=== Collected data ===
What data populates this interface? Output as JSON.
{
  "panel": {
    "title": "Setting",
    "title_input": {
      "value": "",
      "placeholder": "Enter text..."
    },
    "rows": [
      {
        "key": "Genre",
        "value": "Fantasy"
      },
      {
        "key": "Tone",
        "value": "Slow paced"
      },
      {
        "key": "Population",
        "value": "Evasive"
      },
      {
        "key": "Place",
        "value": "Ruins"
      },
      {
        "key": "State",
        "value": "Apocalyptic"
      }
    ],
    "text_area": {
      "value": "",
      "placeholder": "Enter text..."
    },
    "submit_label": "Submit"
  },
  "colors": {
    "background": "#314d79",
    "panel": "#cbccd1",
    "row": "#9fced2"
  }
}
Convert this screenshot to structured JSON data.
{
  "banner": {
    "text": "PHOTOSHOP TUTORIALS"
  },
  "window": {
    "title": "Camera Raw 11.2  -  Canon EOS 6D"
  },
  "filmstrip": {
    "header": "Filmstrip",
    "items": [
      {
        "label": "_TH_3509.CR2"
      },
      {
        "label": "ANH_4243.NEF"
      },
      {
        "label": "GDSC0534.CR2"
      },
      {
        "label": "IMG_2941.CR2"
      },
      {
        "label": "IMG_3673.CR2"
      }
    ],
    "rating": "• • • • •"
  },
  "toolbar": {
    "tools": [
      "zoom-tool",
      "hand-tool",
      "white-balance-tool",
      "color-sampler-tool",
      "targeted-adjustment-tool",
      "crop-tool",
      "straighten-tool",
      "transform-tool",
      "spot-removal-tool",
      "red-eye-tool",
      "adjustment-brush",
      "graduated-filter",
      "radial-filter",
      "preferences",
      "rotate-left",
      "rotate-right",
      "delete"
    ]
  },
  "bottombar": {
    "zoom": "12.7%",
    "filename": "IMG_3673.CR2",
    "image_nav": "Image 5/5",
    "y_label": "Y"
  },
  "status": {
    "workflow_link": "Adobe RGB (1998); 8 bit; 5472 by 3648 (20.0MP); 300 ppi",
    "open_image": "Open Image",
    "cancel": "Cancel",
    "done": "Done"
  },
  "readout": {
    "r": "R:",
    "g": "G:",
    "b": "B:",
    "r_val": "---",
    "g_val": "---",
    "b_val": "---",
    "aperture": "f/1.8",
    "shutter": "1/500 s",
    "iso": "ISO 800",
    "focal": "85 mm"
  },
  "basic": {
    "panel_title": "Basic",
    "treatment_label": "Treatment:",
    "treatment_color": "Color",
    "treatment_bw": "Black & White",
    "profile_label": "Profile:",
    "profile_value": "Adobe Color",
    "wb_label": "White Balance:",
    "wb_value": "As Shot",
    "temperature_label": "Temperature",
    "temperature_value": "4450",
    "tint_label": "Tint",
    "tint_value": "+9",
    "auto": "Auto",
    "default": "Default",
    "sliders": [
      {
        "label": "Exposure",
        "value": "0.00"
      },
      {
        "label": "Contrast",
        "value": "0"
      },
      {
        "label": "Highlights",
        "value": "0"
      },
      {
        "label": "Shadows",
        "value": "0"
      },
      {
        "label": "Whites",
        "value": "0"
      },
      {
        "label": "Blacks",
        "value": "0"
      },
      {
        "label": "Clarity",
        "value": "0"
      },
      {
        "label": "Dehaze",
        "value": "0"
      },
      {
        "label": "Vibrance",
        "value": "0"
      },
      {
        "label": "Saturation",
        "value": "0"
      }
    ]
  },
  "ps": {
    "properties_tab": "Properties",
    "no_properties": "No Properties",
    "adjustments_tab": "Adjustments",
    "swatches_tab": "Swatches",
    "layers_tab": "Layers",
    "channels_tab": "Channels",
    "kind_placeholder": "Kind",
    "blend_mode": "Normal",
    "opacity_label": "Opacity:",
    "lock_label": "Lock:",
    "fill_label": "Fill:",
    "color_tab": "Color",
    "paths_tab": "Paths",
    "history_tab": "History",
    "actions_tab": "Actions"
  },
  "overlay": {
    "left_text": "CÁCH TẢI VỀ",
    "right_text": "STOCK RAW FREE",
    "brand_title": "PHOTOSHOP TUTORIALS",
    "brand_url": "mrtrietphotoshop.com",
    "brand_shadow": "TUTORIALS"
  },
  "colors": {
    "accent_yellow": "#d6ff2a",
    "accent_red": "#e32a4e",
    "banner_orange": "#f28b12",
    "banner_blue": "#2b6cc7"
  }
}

=== Instructions to follow ===
In the records above, locate each line with the word "Adobe". Copy all such lines.

=== Exercise response ===
    "workflow_link": "Adobe RGB (1998); 8 bit; 5472 by 3648 (20.0MP); 300 ppi",
    "profile_value": "Adobe Color",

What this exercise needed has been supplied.